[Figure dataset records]
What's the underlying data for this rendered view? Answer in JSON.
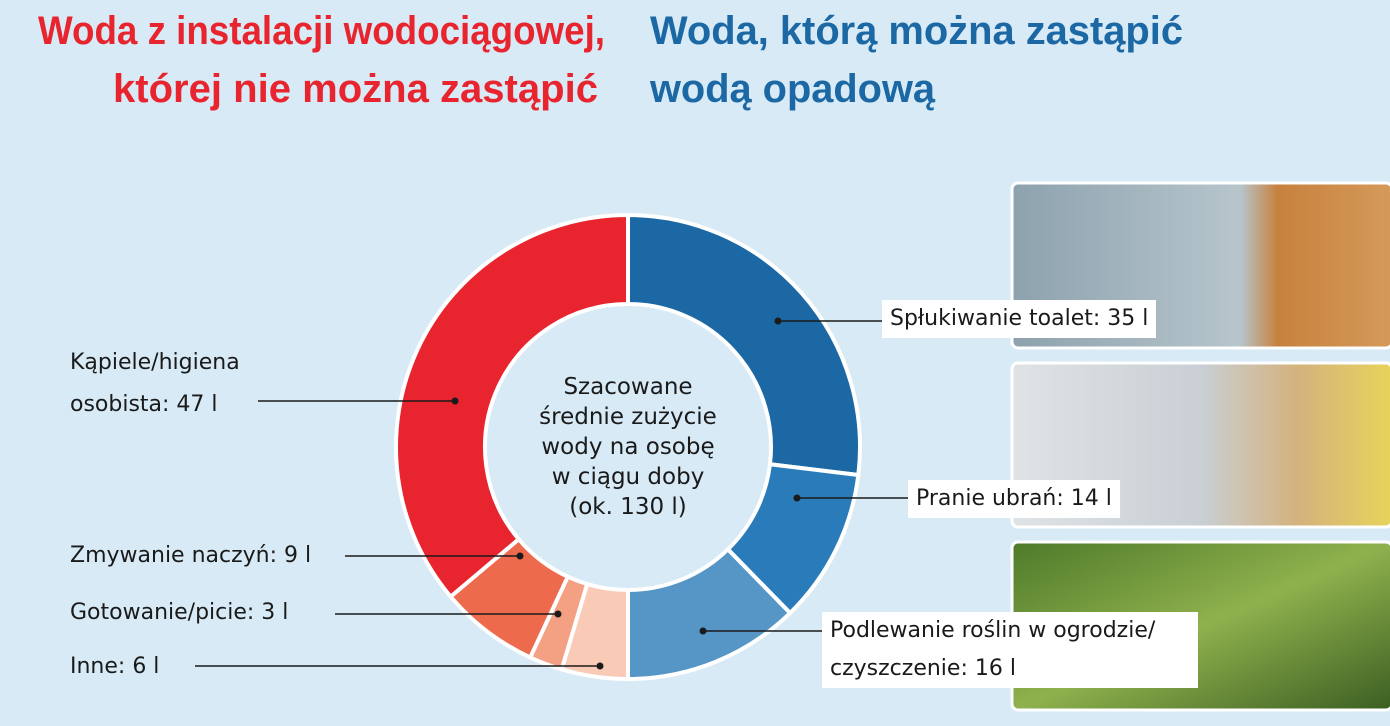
{
  "chart_data": {
    "type": "donut",
    "title_left": [
      "Woda z instalacji wodociągowej,",
      "której nie można zastąpić"
    ],
    "title_right": [
      "Woda, którą można zastąpić",
      "wodą opadową"
    ],
    "center_label": [
      "Szacowane",
      "średnie zużycie",
      "wody na osobę",
      "w ciągu doby",
      "(ok. 130 l)"
    ],
    "values": [
      35,
      14,
      16,
      6,
      3,
      9,
      47
    ],
    "value_labels": [
      "Spłukiwanie toalet: 35 l",
      "Pranie ubrań: 14 l",
      "Podlewanie roślin w ogrodzie/ czyszczenie: 16 l",
      "Inne: 6 l",
      "Gotowanie/picie: 3 l",
      "Zmywanie naczyń: 9 l",
      "Kąpiele/higiena osobista: 47 l"
    ],
    "colors": [
      "#1c68a4",
      "#2a7bb9",
      "#5596c6",
      "#f9cbb6",
      "#f4a083",
      "#ed6a4d",
      "#e8252f"
    ]
  }
}
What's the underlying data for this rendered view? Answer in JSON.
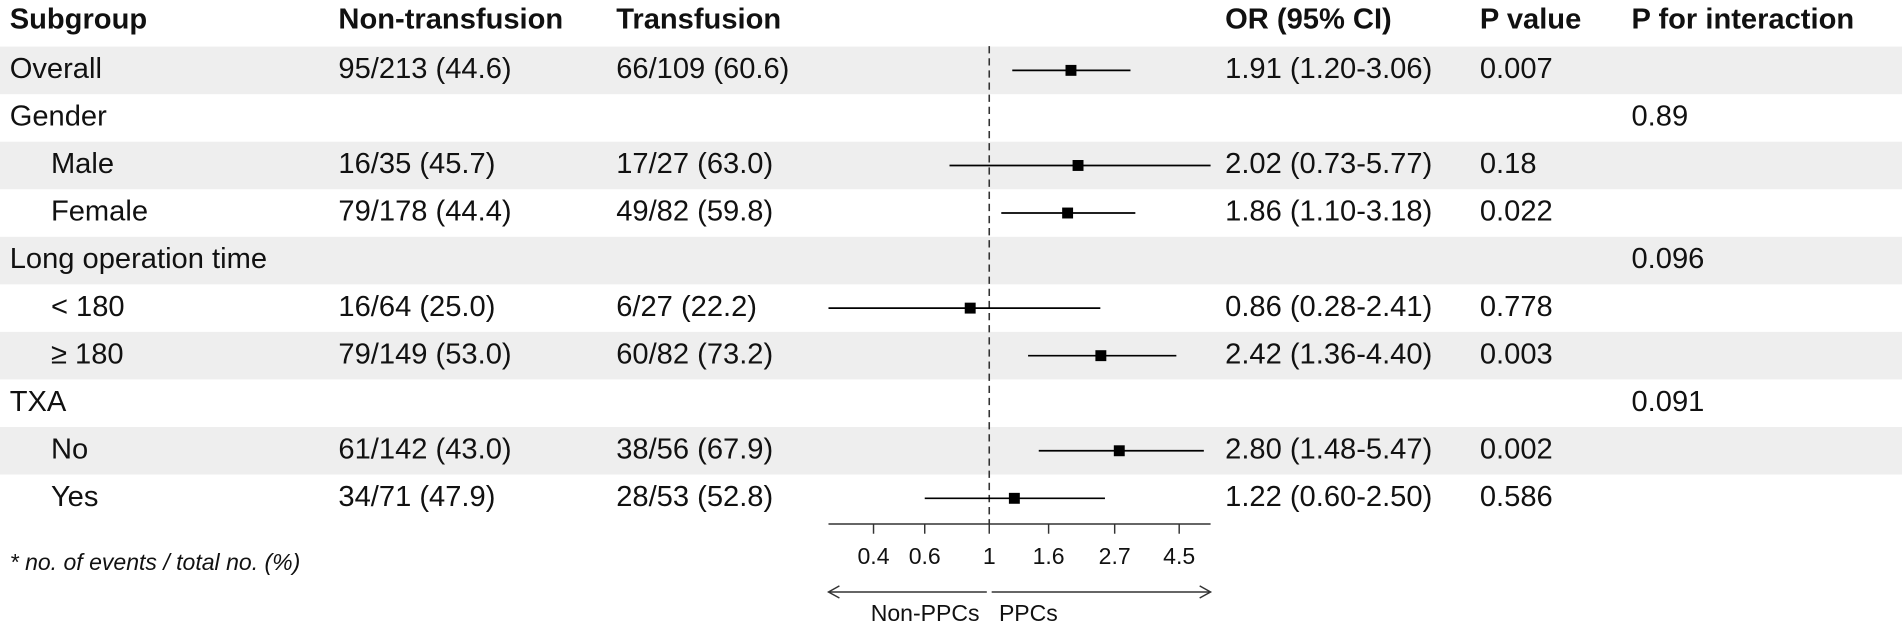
{
  "chart_data": {
    "type": "forest",
    "columns": [
      "Subgroup",
      "Non-transfusion",
      "Transfusion",
      "OR (95% CI)",
      "P value",
      "P for interaction"
    ],
    "groups": [
      {
        "name": "Overall",
        "non_transfusion": "95/213 (44.6)",
        "transfusion": "66/109 (60.6)",
        "or": 1.91,
        "lo": 1.2,
        "hi": 3.06,
        "ci_label": "1.91 (1.20-3.06)",
        "p": 0.007
      },
      {
        "name": "Gender",
        "p_interaction": 0.89,
        "subgroups": [
          {
            "name": "Male",
            "non_transfusion": "16/35 (45.7)",
            "transfusion": "17/27 (63.0)",
            "or": 2.02,
            "lo": 0.73,
            "hi": 5.77,
            "ci_label": "2.02 (0.73-5.77)",
            "p": 0.18
          },
          {
            "name": "Female",
            "non_transfusion": "79/178 (44.4)",
            "transfusion": "49/82 (59.8)",
            "or": 1.86,
            "lo": 1.1,
            "hi": 3.18,
            "ci_label": "1.86 (1.10-3.18)",
            "p": 0.022
          }
        ]
      },
      {
        "name": "Long operation time",
        "p_interaction": 0.096,
        "subgroups": [
          {
            "name": "< 180",
            "non_transfusion": "16/64 (25.0)",
            "transfusion": "6/27 (22.2)",
            "or": 0.86,
            "lo": 0.28,
            "hi": 2.41,
            "ci_label": "0.86 (0.28-2.41)",
            "p": 0.778
          },
          {
            "name": "≥ 180",
            "non_transfusion": "79/149 (53.0)",
            "transfusion": "60/82 (73.2)",
            "or": 2.42,
            "lo": 1.36,
            "hi": 4.4,
            "ci_label": "2.42 (1.36-4.40)",
            "p": 0.003
          }
        ]
      },
      {
        "name": "TXA",
        "p_interaction": 0.091,
        "subgroups": [
          {
            "name": "No",
            "non_transfusion": "61/142 (43.0)",
            "transfusion": "38/56 (67.9)",
            "or": 2.8,
            "lo": 1.48,
            "hi": 5.47,
            "ci_label": "2.80 (1.48-5.47)",
            "p": 0.002
          },
          {
            "name": "Yes",
            "non_transfusion": "34/71 (47.9)",
            "transfusion": "28/53 (52.8)",
            "or": 1.22,
            "lo": 0.6,
            "hi": 2.5,
            "ci_label": "1.22 (0.60-2.50)",
            "p": 0.586
          }
        ]
      }
    ],
    "xscale": "log",
    "xlim": [
      0.28,
      5.77
    ],
    "xticks": [
      0.4,
      0.6,
      1,
      1.6,
      2.7,
      4.5
    ],
    "reference": 1,
    "arrow_labels": [
      "Non-PPCs",
      "PPCs"
    ],
    "footnote": "* no. of events / total no. (%)"
  }
}
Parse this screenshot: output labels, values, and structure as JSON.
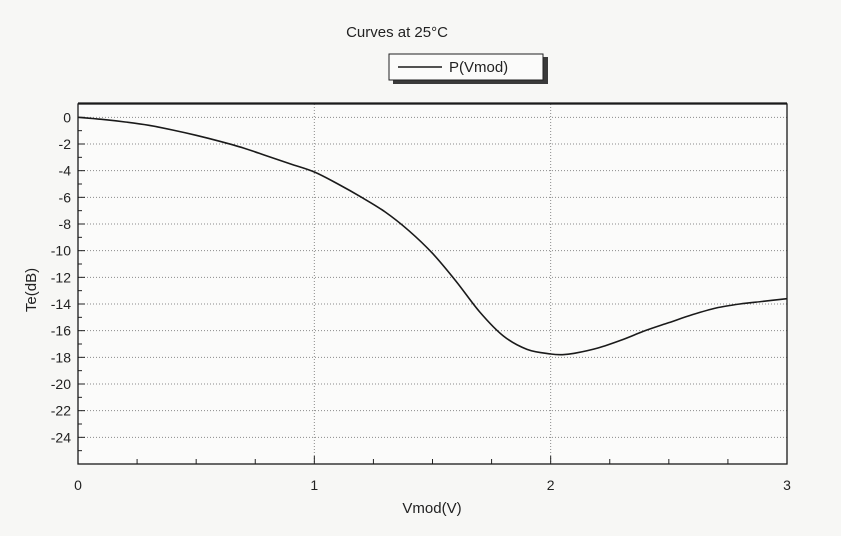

Exercise requirements: From start to finish, output the listing exactly, but omit its pictures.

Full answer:
What's the underlying data for this rendered view? Answer in JSON.
{
  "chart_data": {
    "type": "donut",
    "title_left": [
      "Woda z instalacji wodociągowej,",
      "której nie można zastąpić"
    ],
    "title_right": [
      "Woda, którą można zastąpić",
      "wodą opadową"
    ],
    "center_label": [
      "Szacowane",
      "średnie zużycie",
      "wody na osobę",
      "w ciągu doby",
      "(ok. 130 l)"
    ],
    "values": [
      35,
      14,
      16,
      6,
      3,
      9,
      47
    ],
    "value_labels": [
      "Spłukiwanie toalet: 35 l",
      "Pranie ubrań: 14 l",
      "Podlewanie roślin w ogrodzie/ czyszczenie: 16 l",
      "Inne: 6 l",
      "Gotowanie/picie: 3 l",
      "Zmywanie naczyń: 9 l",
      "Kąpiele/higiena osobista: 47 l"
    ],
    "colors": [
      "#1c68a4",
      "#2a7bb9",
      "#5596c6",
      "#f9cbb6",
      "#f4a083",
      "#ed6a4d",
      "#e8252f"
    ]
  }
}
What's the underlying data for this rendered view? Answer in JSON.
{
  "chart_data": {
    "type": "forest",
    "columns": [
      "Subgroup",
      "Non-transfusion",
      "Transfusion",
      "OR (95% CI)",
      "P value",
      "P for interaction"
    ],
    "groups": [
      {
        "name": "Overall",
        "non_transfusion": "95/213 (44.6)",
        "transfusion": "66/109 (60.6)",
        "or": 1.91,
        "lo": 1.2,
        "hi": 3.06,
        "ci_label": "1.91 (1.20-3.06)",
        "p": 0.007
      },
      {
        "name": "Gender",
        "p_interaction": 0.89,
        "subgroups": [
          {
            "name": "Male",
            "non_transfusion": "16/35 (45.7)",
            "transfusion": "17/27 (63.0)",
            "or": 2.02,
            "lo": 0.73,
            "hi": 5.77,
            "ci_label": "2.02 (0.73-5.77)",
            "p": 0.18
          },
          {
            "name": "Female",
            "non_transfusion": "79/178 (44.4)",
            "transfusion": "49/82 (59.8)",
            "or": 1.86,
            "lo": 1.1,
            "hi": 3.18,
            "ci_label": "1.86 (1.10-3.18)",
            "p": 0.022
          }
        ]
      },
      {
        "name": "Long operation time",
        "p_interaction": 0.096,
        "subgroups": [
          {
            "name": "< 180",
            "non_transfusion": "16/64 (25.0)",
            "transfusion": "6/27 (22.2)",
            "or": 0.86,
            "lo": 0.28,
            "hi": 2.41,
            "ci_label": "0.86 (0.28-2.41)",
            "p": 0.778
          },
          {
            "name": "≥ 180",
            "non_transfusion": "79/149 (53.0)",
            "transfusion": "60/82 (73.2)",
            "or": 2.42,
            "lo": 1.36,
            "hi": 4.4,
            "ci_label": "2.42 (1.36-4.40)",
            "p": 0.003
          }
        ]
      },
      {
        "name": "TXA",
        "p_interaction": 0.091,
        "subgroups": [
          {
            "name": "No",
            "non_transfusion": "61/142 (43.0)",
            "transfusion": "38/56 (67.9)",
            "or": 2.8,
            "lo": 1.48,
            "hi": 5.47,
            "ci_label": "2.80 (1.48-5.47)",
            "p": 0.002
          },
          {
            "name": "Yes",
            "non_transfusion": "34/71 (47.9)",
            "transfusion": "28/53 (52.8)",
            "or": 1.22,
            "lo": 0.6,
            "hi": 2.5,
            "ci_label": "1.22 (0.60-2.50)",
            "p": 0.586
          }
        ]
      }
    ],
    "xscale": "log",
    "xlim": [
      0.28,
      5.77
    ],
    "xticks": [
      0.4,
      0.6,
      1,
      1.6,
      2.7,
      4.5
    ],
    "reference": 1,
    "arrow_labels": [
      "Non-PPCs",
      "PPCs"
    ],
    "footnote": "* no. of events / total no. (%)"
  }
}
Parse this screenshot: output labels, values, and structure as JSON.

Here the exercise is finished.